◆ Entries with figure data
########################################
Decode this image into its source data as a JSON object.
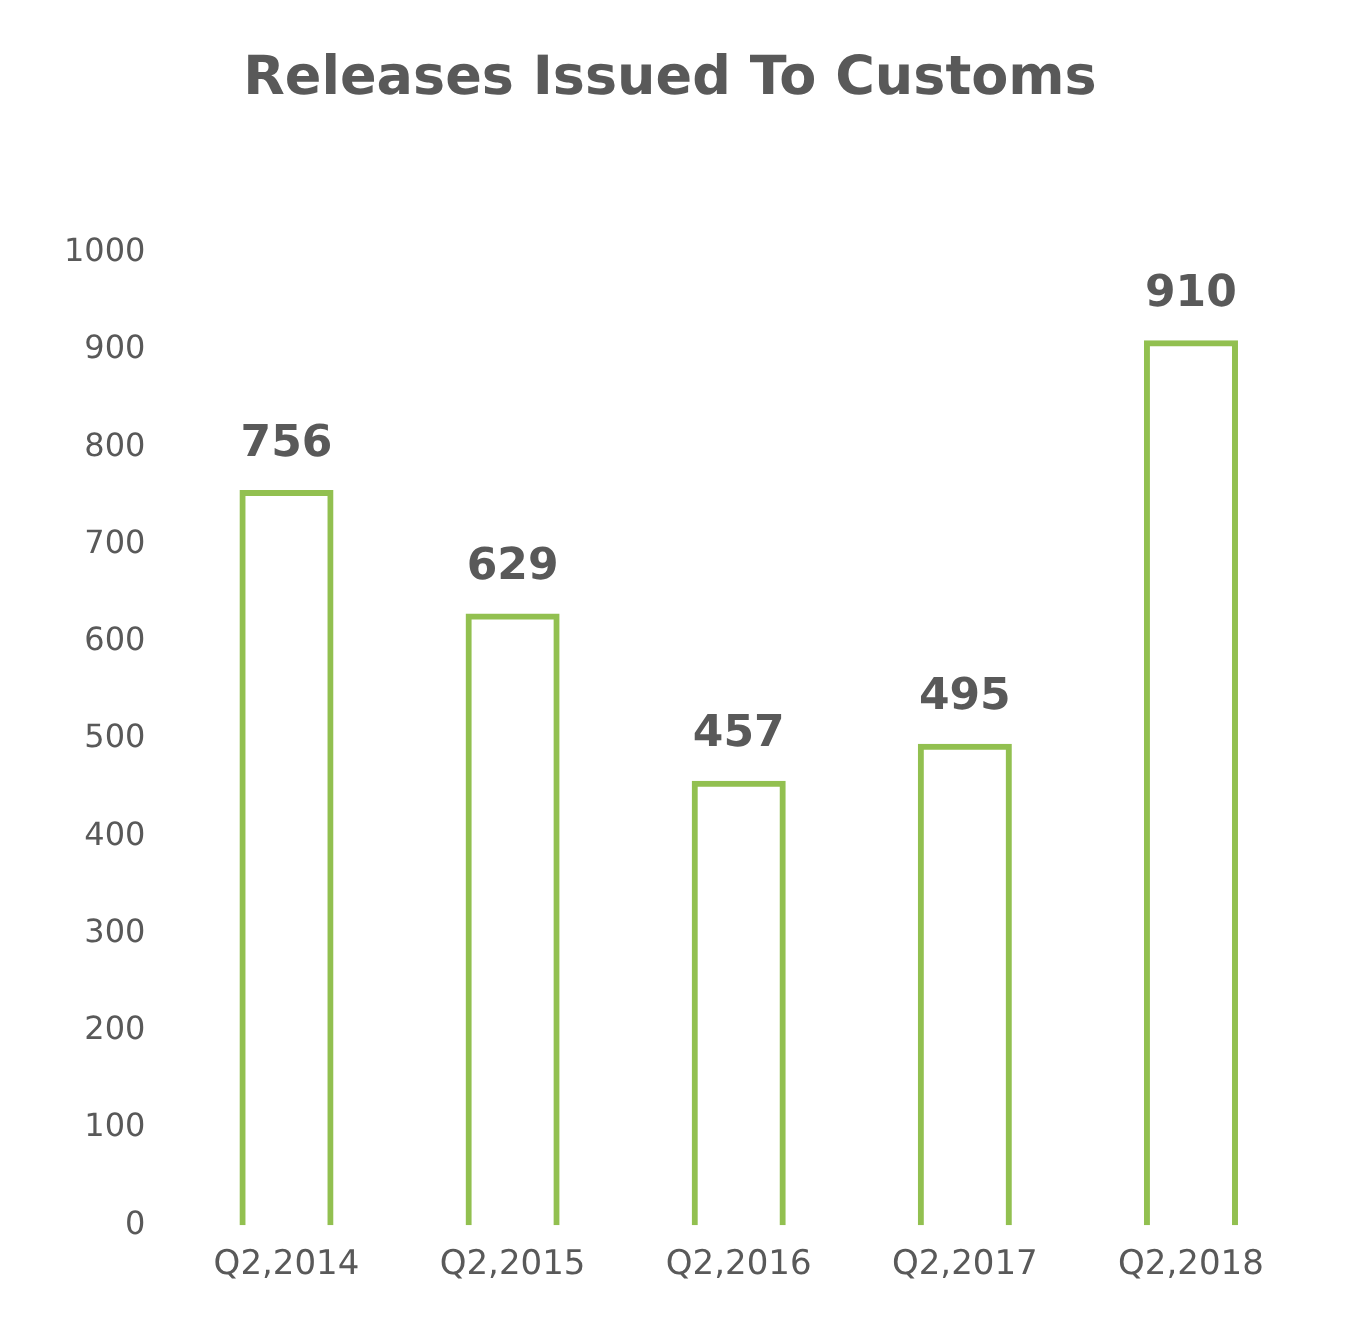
{
  "chart_data": {
    "type": "bar",
    "title": "Releases Issued To Customs",
    "categories": [
      "Q2,2014",
      "Q2,2015",
      "Q2,2016",
      "Q2,2017",
      "Q2,2018"
    ],
    "values": [
      756,
      629,
      457,
      495,
      910
    ],
    "color": "#92c050",
    "ylim": [
      0,
      1000
    ],
    "yticks": [
      0,
      100,
      200,
      300,
      400,
      500,
      600,
      700,
      800,
      900,
      1000
    ],
    "grid": false,
    "legend": false,
    "data_labels": true
  }
}
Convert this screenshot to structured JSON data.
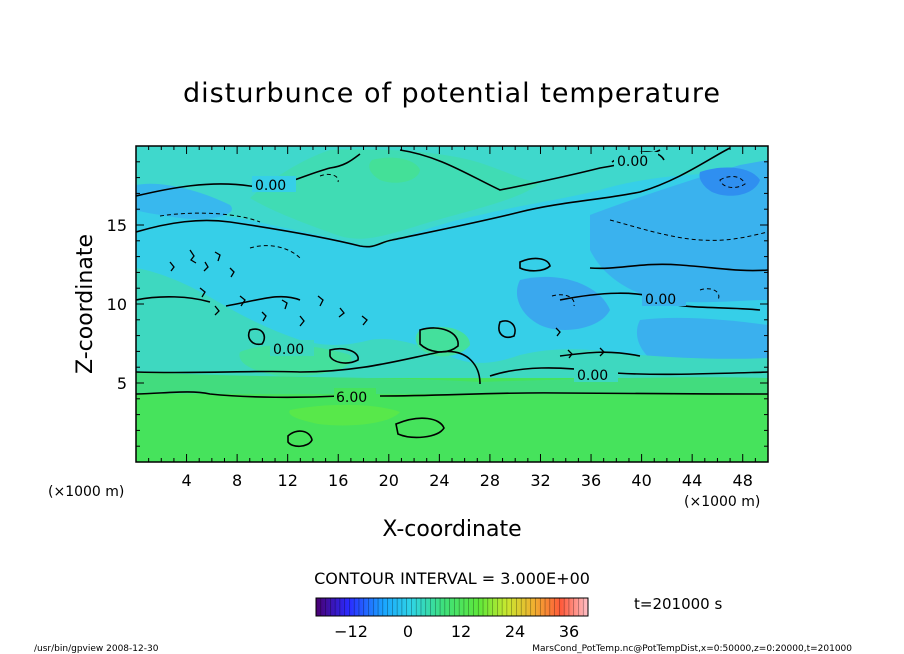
########################################
◆ WRITTEN REQUEST
Transcribe all of the records above character for character. Exclude the pictures.

◆ OUTPUT BELOW
Decode this image into its source data as a JSON object.
{
  "chart_data": {
    "type": "bar",
    "title": "Releases Issued To Customs",
    "categories": [
      "Q2,2014",
      "Q2,2015",
      "Q2,2016",
      "Q2,2017",
      "Q2,2018"
    ],
    "values": [
      756,
      629,
      457,
      495,
      910
    ],
    "color": "#92c050",
    "ylim": [
      0,
      1000
    ],
    "yticks": [
      0,
      100,
      200,
      300,
      400,
      500,
      600,
      700,
      800,
      900,
      1000
    ],
    "grid": false,
    "legend": false,
    "data_labels": true
  }
}
Convert this screenshot to structured JSON data.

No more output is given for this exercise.